Start Given records
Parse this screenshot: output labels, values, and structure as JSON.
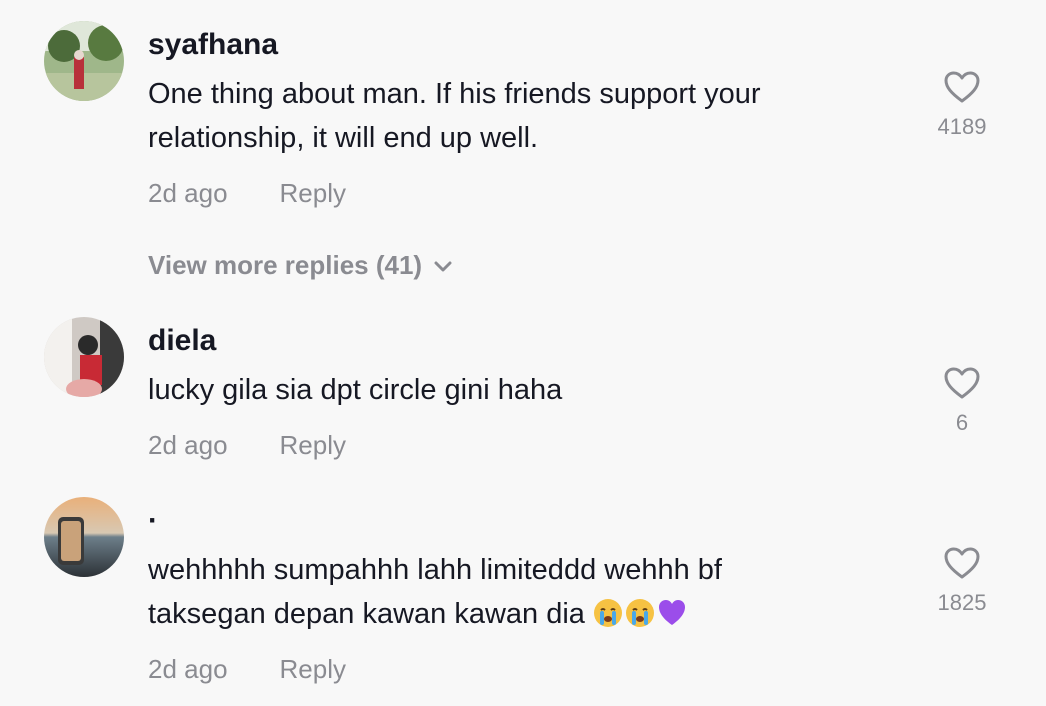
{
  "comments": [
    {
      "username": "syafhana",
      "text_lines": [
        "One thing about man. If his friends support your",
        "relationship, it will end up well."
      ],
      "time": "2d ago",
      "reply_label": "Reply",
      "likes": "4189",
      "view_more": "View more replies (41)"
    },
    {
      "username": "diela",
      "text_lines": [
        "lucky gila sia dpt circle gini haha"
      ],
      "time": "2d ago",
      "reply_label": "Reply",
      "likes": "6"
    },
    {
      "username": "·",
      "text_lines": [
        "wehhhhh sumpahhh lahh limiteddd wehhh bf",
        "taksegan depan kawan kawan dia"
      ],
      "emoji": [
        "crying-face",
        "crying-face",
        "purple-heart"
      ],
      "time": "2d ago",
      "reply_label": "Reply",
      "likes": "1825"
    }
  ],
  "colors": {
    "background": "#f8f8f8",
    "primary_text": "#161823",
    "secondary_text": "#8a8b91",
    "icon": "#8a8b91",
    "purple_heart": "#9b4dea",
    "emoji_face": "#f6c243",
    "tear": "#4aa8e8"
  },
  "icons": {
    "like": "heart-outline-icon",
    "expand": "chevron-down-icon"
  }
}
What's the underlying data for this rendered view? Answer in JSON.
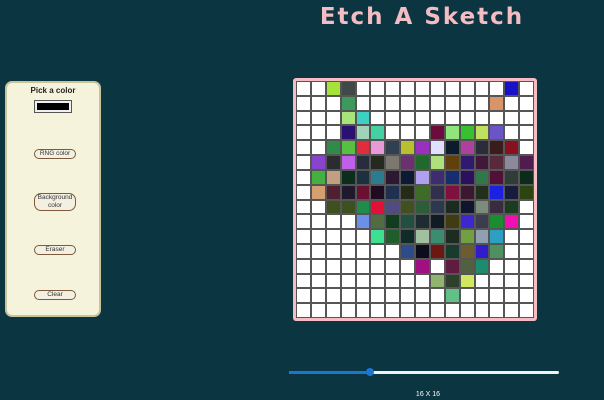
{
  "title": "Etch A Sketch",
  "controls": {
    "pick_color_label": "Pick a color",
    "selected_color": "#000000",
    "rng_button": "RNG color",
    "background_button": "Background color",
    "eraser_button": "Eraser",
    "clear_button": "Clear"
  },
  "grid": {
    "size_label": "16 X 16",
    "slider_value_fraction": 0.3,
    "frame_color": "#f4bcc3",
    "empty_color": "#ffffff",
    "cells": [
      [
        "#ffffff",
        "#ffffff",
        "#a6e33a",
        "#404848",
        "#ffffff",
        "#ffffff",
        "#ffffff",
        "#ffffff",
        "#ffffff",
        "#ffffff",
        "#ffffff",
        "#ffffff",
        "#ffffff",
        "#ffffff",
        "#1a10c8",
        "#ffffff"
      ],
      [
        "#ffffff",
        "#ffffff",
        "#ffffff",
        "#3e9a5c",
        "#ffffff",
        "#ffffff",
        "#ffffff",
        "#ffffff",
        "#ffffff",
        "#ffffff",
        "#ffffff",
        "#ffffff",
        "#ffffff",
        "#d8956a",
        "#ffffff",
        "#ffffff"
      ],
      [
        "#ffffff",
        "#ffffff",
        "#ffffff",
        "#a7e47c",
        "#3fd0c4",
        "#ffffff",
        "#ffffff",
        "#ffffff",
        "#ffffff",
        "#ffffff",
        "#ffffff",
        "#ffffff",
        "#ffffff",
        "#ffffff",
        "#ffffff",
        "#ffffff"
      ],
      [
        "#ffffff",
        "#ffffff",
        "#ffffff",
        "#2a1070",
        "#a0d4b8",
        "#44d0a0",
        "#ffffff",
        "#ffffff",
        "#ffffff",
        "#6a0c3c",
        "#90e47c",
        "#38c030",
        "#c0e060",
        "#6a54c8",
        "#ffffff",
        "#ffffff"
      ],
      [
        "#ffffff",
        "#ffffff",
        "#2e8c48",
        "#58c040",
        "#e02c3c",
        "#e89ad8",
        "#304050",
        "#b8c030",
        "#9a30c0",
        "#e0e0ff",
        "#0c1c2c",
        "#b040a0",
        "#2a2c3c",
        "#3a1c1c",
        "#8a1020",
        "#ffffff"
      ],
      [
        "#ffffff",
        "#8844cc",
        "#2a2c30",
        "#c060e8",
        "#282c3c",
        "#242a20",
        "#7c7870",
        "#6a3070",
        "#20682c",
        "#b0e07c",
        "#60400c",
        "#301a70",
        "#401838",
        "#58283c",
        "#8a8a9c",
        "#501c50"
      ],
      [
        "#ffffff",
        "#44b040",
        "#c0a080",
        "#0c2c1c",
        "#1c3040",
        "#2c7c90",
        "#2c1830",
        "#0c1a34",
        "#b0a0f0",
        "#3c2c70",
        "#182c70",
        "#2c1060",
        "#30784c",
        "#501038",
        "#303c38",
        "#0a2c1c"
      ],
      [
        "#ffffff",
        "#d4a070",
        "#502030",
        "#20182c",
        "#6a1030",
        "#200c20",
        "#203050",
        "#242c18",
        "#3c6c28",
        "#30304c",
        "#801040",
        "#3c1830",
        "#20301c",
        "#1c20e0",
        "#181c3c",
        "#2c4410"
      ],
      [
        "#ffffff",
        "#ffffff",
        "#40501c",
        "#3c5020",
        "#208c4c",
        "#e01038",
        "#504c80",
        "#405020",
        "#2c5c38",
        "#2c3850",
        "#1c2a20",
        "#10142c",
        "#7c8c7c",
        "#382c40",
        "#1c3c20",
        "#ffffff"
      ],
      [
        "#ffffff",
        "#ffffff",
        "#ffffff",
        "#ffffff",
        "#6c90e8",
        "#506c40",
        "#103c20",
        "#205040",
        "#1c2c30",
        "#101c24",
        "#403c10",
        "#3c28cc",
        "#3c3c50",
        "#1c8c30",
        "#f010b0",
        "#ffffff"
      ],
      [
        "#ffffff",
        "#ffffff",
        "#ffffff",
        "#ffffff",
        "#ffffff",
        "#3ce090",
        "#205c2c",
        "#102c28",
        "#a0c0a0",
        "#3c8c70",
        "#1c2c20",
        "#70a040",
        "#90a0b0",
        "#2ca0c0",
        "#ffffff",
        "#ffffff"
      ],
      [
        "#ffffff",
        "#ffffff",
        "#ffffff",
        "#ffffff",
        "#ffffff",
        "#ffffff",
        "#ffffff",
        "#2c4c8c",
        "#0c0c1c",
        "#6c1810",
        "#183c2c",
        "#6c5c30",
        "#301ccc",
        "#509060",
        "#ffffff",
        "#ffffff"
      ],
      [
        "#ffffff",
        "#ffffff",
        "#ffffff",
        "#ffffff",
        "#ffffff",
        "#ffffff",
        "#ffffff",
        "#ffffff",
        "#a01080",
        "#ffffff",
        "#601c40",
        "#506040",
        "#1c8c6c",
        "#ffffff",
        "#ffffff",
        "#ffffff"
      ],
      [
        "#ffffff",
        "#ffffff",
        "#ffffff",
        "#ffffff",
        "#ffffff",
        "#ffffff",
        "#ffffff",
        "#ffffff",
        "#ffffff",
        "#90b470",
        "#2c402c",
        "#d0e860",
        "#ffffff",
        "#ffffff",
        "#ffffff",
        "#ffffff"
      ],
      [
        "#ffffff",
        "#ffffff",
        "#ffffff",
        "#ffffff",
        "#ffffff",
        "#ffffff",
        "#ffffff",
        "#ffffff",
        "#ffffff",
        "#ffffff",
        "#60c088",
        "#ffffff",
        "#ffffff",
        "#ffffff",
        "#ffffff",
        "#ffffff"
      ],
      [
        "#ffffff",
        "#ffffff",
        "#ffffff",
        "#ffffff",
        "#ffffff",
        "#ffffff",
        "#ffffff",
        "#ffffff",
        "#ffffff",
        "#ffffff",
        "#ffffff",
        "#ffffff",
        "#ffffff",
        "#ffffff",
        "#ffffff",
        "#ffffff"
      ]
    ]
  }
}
End Given records
Start Given records
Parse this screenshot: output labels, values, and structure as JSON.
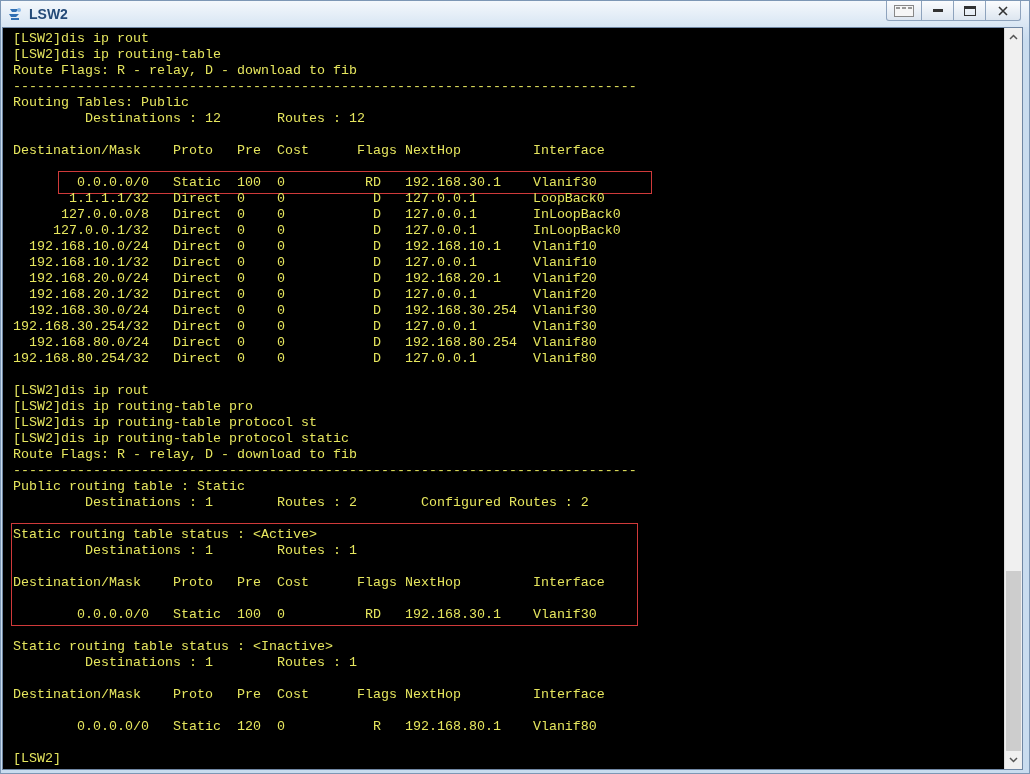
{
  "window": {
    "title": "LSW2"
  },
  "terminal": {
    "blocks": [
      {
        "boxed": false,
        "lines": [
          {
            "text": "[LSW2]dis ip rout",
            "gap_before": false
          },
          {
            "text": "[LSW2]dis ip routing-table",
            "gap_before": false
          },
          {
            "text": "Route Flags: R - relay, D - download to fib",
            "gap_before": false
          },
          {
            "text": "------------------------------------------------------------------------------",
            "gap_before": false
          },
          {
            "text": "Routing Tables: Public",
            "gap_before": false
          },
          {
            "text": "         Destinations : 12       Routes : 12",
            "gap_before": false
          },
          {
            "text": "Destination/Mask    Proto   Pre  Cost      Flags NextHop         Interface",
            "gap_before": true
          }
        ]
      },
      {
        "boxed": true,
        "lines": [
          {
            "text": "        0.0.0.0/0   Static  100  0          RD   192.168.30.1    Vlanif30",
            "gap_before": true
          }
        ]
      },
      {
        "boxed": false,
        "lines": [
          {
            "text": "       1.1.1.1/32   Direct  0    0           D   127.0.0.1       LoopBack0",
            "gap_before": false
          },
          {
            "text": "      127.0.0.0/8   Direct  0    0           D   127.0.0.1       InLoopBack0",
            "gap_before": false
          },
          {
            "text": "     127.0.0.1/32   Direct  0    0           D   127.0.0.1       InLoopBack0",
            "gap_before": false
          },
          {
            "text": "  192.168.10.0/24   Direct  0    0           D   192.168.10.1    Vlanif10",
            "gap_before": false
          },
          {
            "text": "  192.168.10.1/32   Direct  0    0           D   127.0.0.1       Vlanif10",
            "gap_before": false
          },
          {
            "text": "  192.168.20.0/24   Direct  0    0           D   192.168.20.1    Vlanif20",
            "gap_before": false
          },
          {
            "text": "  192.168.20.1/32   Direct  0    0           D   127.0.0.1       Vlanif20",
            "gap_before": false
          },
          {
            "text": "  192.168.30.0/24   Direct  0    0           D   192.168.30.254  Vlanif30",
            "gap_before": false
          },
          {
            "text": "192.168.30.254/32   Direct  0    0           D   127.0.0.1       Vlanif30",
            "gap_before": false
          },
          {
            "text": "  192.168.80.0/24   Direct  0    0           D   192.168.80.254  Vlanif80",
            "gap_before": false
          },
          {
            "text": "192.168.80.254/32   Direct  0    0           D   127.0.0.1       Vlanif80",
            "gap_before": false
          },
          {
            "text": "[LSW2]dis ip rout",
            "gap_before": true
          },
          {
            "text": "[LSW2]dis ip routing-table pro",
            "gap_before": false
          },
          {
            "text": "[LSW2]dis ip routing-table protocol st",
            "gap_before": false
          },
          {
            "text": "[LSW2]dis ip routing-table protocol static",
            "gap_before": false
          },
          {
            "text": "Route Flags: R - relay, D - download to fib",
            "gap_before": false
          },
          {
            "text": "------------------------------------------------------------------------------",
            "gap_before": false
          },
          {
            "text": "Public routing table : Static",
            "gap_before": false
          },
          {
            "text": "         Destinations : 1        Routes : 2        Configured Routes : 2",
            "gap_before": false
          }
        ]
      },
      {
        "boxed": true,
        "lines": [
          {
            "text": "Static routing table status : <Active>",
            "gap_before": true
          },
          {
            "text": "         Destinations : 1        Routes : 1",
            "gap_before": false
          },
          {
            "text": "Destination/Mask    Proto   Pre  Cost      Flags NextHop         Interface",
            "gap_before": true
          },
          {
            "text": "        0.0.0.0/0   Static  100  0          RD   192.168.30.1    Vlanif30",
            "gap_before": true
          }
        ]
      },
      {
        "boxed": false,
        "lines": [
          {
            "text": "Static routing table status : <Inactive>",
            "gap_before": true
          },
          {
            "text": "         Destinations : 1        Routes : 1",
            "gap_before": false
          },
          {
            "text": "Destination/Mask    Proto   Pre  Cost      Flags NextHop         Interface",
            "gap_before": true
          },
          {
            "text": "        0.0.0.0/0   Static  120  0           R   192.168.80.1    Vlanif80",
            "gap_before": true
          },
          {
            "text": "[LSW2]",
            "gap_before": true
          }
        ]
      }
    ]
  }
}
End Given records
Aim ▸ Looking at the entries above, state how many lines contain "status"; give the number alone.

The solution ▸ 2